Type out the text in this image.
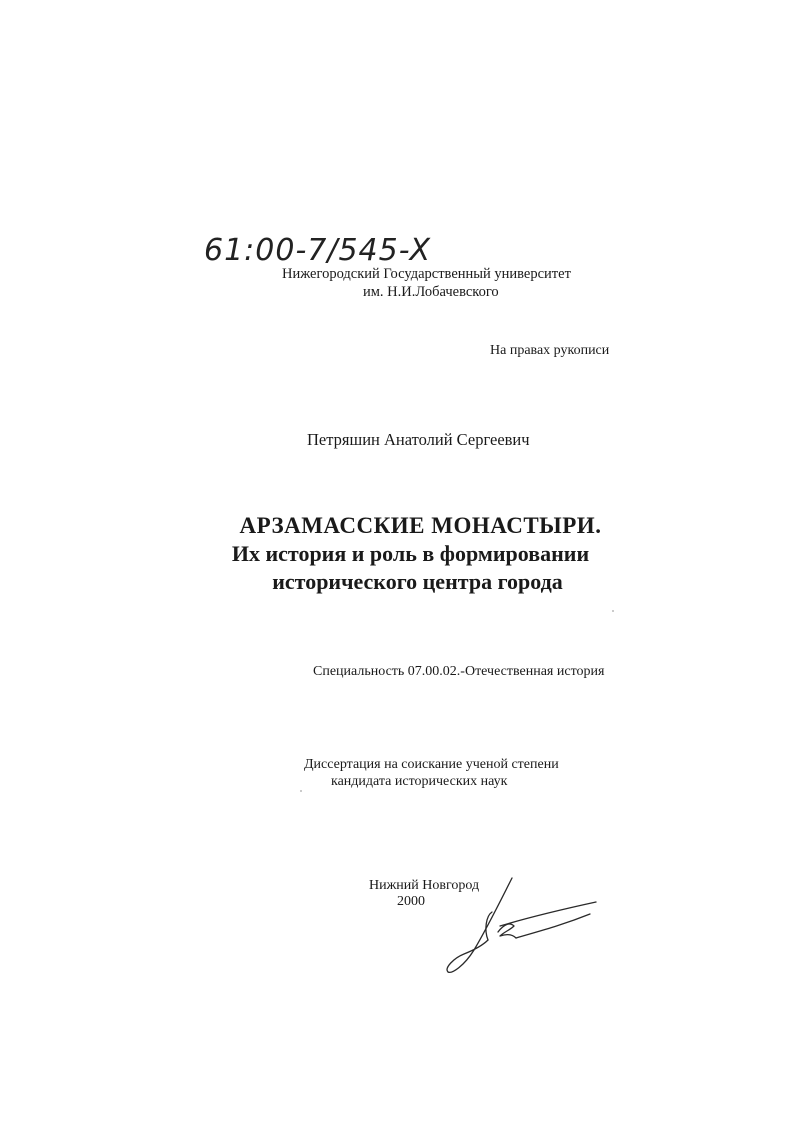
61:00-7/545-X
Нижегородский Государственный университет
им. Н.И.Лобачевского
На правах рукописи
Петряшин Анатолий Сергеевич
АРЗАМАССКИЕ МОНАСТЫРИ.
Их история и роль в формировании
исторического центра города
Специальность 07.00.02.-Отечественная история
Диссертация на соискание ученой степени
кандидата исторических наук
Нижний Новгород
2000
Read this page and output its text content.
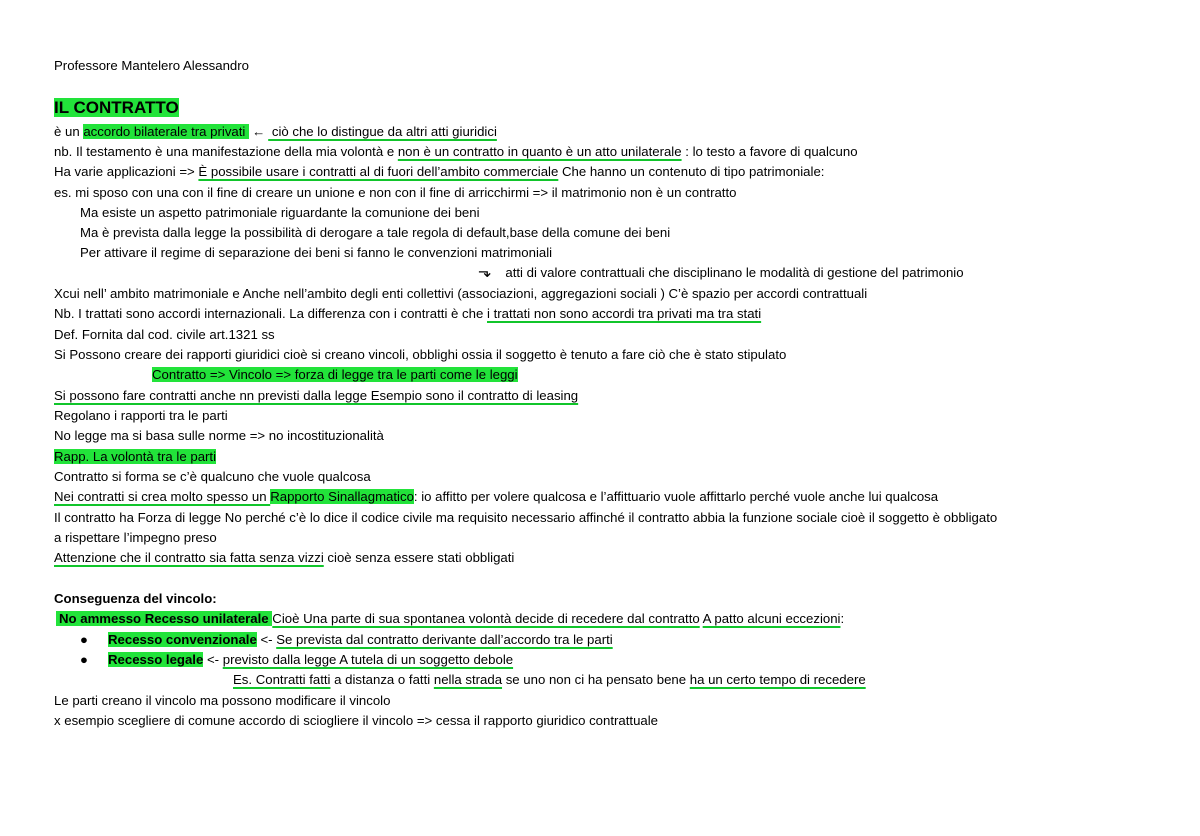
Professore Mantelero Alessandro
IL CONTRATTO
è un accordo bilaterale tra privati ← ciò che lo distingue da altri atti giuridici
nb. Il testamento è una manifestazione della mia volontà e non è un contratto in quanto è un atto unilaterale : lo testo a favore di qualcuno
Ha varie applicazioni => È possibile usare i contratti al di fuori dell’ambito commerciale Che hanno un contenuto di tipo patrimoniale:
es. mi sposo con una con il fine di creare un unione e non con il fine di arricchirmi => il matrimonio non è un contratto
Ma esiste un aspetto patrimoniale riguardante la comunione dei beni
Ma è prevista dalla legge la possibilità di derogare a tale regola di default,base della comune dei beni
Per attivare il regime di separazione dei beni si fanno le convenzioni matrimoniali
⬎ atti di valore contrattuali che disciplinano le modalità di gestione del patrimonio
Xcui nell’ ambito matrimoniale e Anche nell’ambito degli enti collettivi (associazioni, aggregazioni sociali ) C’è spazio per accordi contrattuali
Nb. I trattati sono accordi internazionali. La differenza con i contratti è che i trattati non sono accordi tra privati ma tra stati
Def. Fornita dal cod. civile art.1321 ss
Si Possono creare dei rapporti giuridici cioè si creano vincoli, obblighi ossia il soggetto è tenuto a fare ciò che è stato stipulato
Contratto => Vincolo => forza di legge tra le parti come le leggi
Si possono fare contratti anche nn previsti dalla legge Esempio sono il contratto di leasing
Regolano i rapporti tra le parti
No legge ma si basa sulle norme => no incostituzionalità
Rapp. La volontà tra le parti
Contratto si forma se c’è qualcuno che vuole qualcosa
Nei contratti si crea molto spesso un Rapporto Sinallagmatico: io affitto per volere qualcosa e l’affittuario vuole affittarlo perché vuole anche lui qualcosa
Il contratto ha Forza di legge No perché c’è lo dice il codice civile ma requisito necessario affinché il contratto abbia la funzione sociale cioè il soggetto è obbligato
a rispettare l’impegno preso
Attenzione che il contratto sia fatta senza vizzi cioè senza essere stati obbligati
Conseguenza del vincolo:
No ammesso Recesso unilaterale Cioè Una parte di sua spontanea volontà decide di recedere dal contratto A patto alcuni eccezioni:
● Recesso convenzionale <- Se prevista dal contratto derivante dall’accordo tra le parti
● Recesso legale <- previsto dalla legge A tutela di un soggetto debole
Es. Contratti fatti a distanza o fatti nella strada se uno non ci ha pensato bene ha un certo tempo di recedere
Le parti creano il vincolo ma possono modificare il vincolo
x esempio scegliere di comune accordo di sciogliere il vincolo => cessa il rapporto giuridico contrattuale
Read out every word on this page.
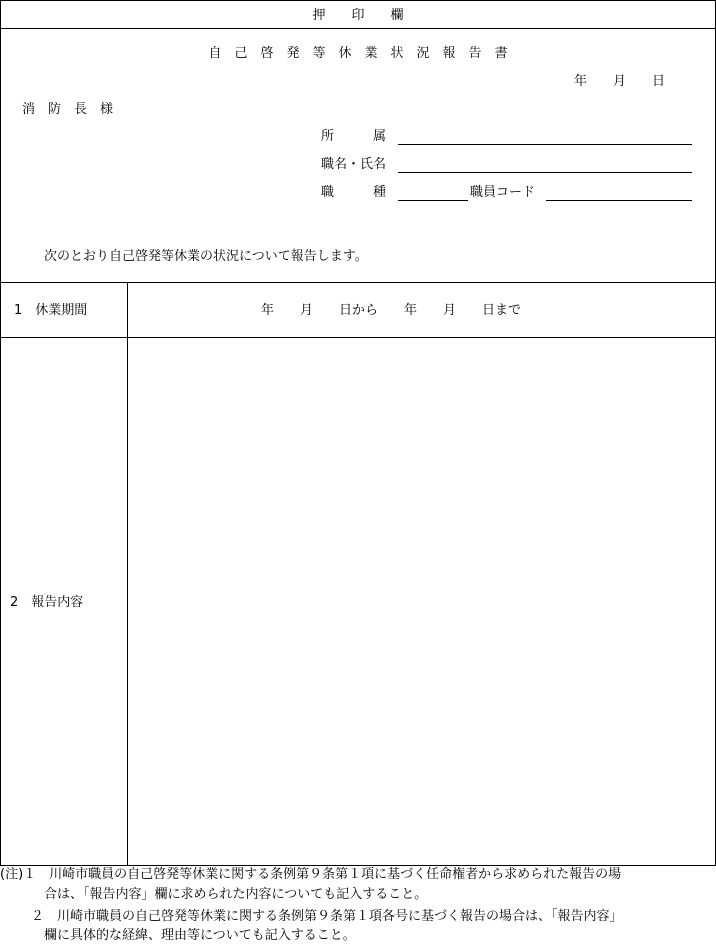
押　　印　　欄
自　己　啓　発　等　休　業　状　況　報　告　書
年　　月　　日
消　防　長　様
所　　　属
職名・氏名
職　　　種	職員コード
次のとおり自己啓発等休業の状況について報告します。
1　休業期間	年　　月　　日から　　年　　月　　日まで
2　報告内容
(注)１　川崎市職員の自己啓発等休業に関する条例第９条第１項に基づく任命権者から求められた報告の場
合は、「報告内容」欄に求められた内容についても記入すること。
２　川崎市職員の自己啓発等休業に関する条例第９条第１項各号に基づく報告の場合は、「報告内容」
欄に具体的な経緯、理由等についても記入すること。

^^^^

- [WHAT IS EXPECTED]: Pick out the lines above containing the word "報告内容", then copy them.

- [SOLVED EXERCISE]:
2　報告内容
合は、「報告内容」欄に求められた内容についても記入すること。
２　川崎市職員の自己啓発等休業に関する条例第９条第１項各号に基づく報告の場合は、「報告内容」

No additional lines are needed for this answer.